## What to do
Copy the records below exactly as they are written.
[START Excerpted data]
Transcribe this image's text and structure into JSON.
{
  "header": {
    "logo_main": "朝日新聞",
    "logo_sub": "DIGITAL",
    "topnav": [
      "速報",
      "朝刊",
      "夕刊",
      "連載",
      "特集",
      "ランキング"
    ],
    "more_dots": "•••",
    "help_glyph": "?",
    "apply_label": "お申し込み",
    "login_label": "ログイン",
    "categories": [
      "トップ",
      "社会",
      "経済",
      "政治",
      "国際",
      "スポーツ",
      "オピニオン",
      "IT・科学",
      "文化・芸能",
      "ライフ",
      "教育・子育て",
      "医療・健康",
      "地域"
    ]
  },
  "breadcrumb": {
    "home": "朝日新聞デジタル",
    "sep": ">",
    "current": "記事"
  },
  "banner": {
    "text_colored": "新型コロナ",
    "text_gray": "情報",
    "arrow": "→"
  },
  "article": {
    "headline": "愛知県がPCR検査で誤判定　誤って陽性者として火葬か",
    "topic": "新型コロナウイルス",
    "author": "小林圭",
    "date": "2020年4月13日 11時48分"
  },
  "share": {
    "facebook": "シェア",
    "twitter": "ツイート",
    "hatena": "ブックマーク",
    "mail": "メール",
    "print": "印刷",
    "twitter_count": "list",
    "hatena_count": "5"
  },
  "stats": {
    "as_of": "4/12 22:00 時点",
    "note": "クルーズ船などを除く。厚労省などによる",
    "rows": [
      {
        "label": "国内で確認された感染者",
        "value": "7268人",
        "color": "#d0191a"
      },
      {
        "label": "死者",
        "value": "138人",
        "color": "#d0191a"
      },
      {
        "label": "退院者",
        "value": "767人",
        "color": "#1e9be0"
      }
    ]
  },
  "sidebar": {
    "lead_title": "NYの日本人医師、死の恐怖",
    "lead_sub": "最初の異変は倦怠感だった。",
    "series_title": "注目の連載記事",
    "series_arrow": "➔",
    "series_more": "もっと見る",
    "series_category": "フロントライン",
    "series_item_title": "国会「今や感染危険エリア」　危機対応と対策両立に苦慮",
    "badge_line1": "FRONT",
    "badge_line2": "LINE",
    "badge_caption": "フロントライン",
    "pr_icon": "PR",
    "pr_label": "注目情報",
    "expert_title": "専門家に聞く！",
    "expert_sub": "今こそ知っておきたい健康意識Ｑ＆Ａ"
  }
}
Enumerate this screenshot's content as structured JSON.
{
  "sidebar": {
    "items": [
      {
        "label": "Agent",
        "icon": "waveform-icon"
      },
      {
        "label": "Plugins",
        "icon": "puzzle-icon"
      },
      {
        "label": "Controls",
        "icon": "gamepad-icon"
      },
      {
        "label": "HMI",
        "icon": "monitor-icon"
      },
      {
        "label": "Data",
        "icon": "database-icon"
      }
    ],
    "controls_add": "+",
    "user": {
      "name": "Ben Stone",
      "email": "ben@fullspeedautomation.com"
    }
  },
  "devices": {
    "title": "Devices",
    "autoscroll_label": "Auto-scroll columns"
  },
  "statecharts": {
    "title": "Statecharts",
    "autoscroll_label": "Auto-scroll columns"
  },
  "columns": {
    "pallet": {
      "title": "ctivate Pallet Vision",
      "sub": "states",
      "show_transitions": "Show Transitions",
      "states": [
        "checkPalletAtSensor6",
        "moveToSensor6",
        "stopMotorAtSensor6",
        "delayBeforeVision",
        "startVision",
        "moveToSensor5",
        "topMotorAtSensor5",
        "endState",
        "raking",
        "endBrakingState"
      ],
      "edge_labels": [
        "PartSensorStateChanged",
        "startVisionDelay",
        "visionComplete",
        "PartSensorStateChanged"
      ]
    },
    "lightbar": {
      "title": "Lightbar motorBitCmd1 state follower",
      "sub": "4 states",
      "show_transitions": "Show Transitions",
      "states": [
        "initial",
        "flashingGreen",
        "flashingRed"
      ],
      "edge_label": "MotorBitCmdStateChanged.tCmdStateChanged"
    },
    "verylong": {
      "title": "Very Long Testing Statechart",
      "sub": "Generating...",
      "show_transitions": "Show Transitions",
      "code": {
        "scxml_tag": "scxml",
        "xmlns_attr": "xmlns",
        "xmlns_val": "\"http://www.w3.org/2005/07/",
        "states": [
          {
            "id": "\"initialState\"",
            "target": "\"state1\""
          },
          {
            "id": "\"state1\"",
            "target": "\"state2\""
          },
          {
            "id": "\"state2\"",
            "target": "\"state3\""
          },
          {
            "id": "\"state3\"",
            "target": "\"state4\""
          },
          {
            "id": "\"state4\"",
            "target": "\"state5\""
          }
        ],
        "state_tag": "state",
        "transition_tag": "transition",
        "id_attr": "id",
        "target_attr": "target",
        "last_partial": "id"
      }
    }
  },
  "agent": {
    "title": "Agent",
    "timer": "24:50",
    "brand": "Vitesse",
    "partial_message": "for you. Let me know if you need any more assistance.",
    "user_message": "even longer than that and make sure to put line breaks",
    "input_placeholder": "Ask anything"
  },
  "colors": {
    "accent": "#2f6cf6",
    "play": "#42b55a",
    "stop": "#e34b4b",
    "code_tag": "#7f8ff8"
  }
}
[END Excerpted data]
## Solved problem
Transcribe this image's text and structure into JSON.
{
  "header": {
    "logo_main": "朝日新聞",
    "logo_sub": "DIGITAL",
    "topnav": [
      "速報",
      "朝刊",
      "夕刊",
      "連載",
      "特集",
      "ランキング"
    ],
    "more_dots": "•••",
    "help_glyph": "?",
    "apply_label": "お申し込み",
    "login_label": "ログイン",
    "categories": [
      "トップ",
      "社会",
      "経済",
      "政治",
      "国際",
      "スポーツ",
      "オピニオン",
      "IT・科学",
      "文化・芸能",
      "ライフ",
      "教育・子育て",
      "医療・健康",
      "地域"
    ]
  },
  "breadcrumb": {
    "home": "朝日新聞デジタル",
    "sep": ">",
    "current": "記事"
  },
  "banner": {
    "text_colored": "新型コロナ",
    "text_gray": "情報",
    "arrow": "→"
  },
  "article": {
    "headline": "愛知県がPCR検査で誤判定　誤って陽性者として火葬か",
    "topic": "新型コロナウイルス",
    "author": "小林圭",
    "date": "2020年4月13日 11時48分"
  },
  "share": {
    "facebook": "シェア",
    "twitter": "ツイート",
    "hatena": "ブックマーク",
    "mail": "メール",
    "print": "印刷",
    "twitter_count": "list",
    "hatena_count": "5"
  },
  "stats": {
    "as_of": "4/12 22:00 時点",
    "note": "クルーズ船などを除く。厚労省などによる",
    "rows": [
      {
        "label": "国内で確認された感染者",
        "value": "7268人",
        "color": "#d0191a"
      },
      {
        "label": "死者",
        "value": "138人",
        "color": "#d0191a"
      },
      {
        "label": "退院者",
        "value": "767人",
        "color": "#1e9be0"
      }
    ]
  },
  "sidebar": {
    "lead_title": "NYの日本人医師、死の恐怖",
    "lead_sub": "最初の異変は倦怠感だった。",
    "series_title": "注目の連載記事",
    "series_arrow": "➔",
    "series_more": "もっと見る",
    "series_category": "フロントライン",
    "series_item_title": "国会「今や感染危険エリア」　危機対応と対策両立に苦慮",
    "badge_line1": "FRONT",
    "badge_line2": "LINE",
    "badge_caption": "フロントライン",
    "pr_icon": "PR",
    "pr_label": "注目情報",
    "expert_title": "専門家に聞く！",
    "expert_sub": "今こそ知っておきたい健康意識Ｑ＆Ａ"
  }
}
Enumerate this screenshot's content as structured JSON.
{
  "sidebar": {
    "items": [
      {
        "label": "Agent",
        "icon": "waveform-icon"
      },
      {
        "label": "Plugins",
        "icon": "puzzle-icon"
      },
      {
        "label": "Controls",
        "icon": "gamepad-icon"
      },
      {
        "label": "HMI",
        "icon": "monitor-icon"
      },
      {
        "label": "Data",
        "icon": "database-icon"
      }
    ],
    "controls_add": "+",
    "user": {
      "name": "Ben Stone",
      "email": "ben@fullspeedautomation.com"
    }
  },
  "devices": {
    "title": "Devices",
    "autoscroll_label": "Auto-scroll columns"
  },
  "statecharts": {
    "title": "Statecharts",
    "autoscroll_label": "Auto-scroll columns"
  },
  "columns": {
    "pallet": {
      "title": "ctivate Pallet Vision",
      "sub": "states",
      "show_transitions": "Show Transitions",
      "states": [
        "checkPalletAtSensor6",
        "moveToSensor6",
        "stopMotorAtSensor6",
        "delayBeforeVision",
        "startVision",
        "moveToSensor5",
        "topMotorAtSensor5",
        "endState",
        "raking",
        "endBrakingState"
      ],
      "edge_labels": [
        "PartSensorStateChanged",
        "startVisionDelay",
        "visionComplete",
        "PartSensorStateChanged"
      ]
    },
    "lightbar": {
      "title": "Lightbar motorBitCmd1 state follower",
      "sub": "4 states",
      "show_transitions": "Show Transitions",
      "states": [
        "initial",
        "flashingGreen",
        "flashingRed"
      ],
      "edge_label": "MotorBitCmdStateChanged.tCmdStateChanged"
    },
    "verylong": {
      "title": "Very Long Testing Statechart",
      "sub": "Generating...",
      "show_transitions": "Show Transitions",
      "code": {
        "scxml_tag": "scxml",
        "xmlns_attr": "xmlns",
        "xmlns_val": "\"http://www.w3.org/2005/07/",
        "states": [
          {
            "id": "\"initialState\"",
            "target": "\"state1\""
          },
          {
            "id": "\"state1\"",
            "target": "\"state2\""
          },
          {
            "id": "\"state2\"",
            "target": "\"state3\""
          },
          {
            "id": "\"state3\"",
            "target": "\"state4\""
          },
          {
            "id": "\"state4\"",
            "target": "\"state5\""
          }
        ],
        "state_tag": "state",
        "transition_tag": "transition",
        "id_attr": "id",
        "target_attr": "target",
        "last_partial": "id"
      }
    }
  },
  "agent": {
    "title": "Agent",
    "timer": "24:50",
    "brand": "Vitesse",
    "partial_message": "for you. Let me know if you need any more assistance.",
    "user_message": "even longer than that and make sure to put line breaks",
    "input_placeholder": "Ask anything"
  },
  "colors": {
    "accent": "#2f6cf6",
    "play": "#42b55a",
    "stop": "#e34b4b",
    "code_tag": "#7f8ff8"
  }
}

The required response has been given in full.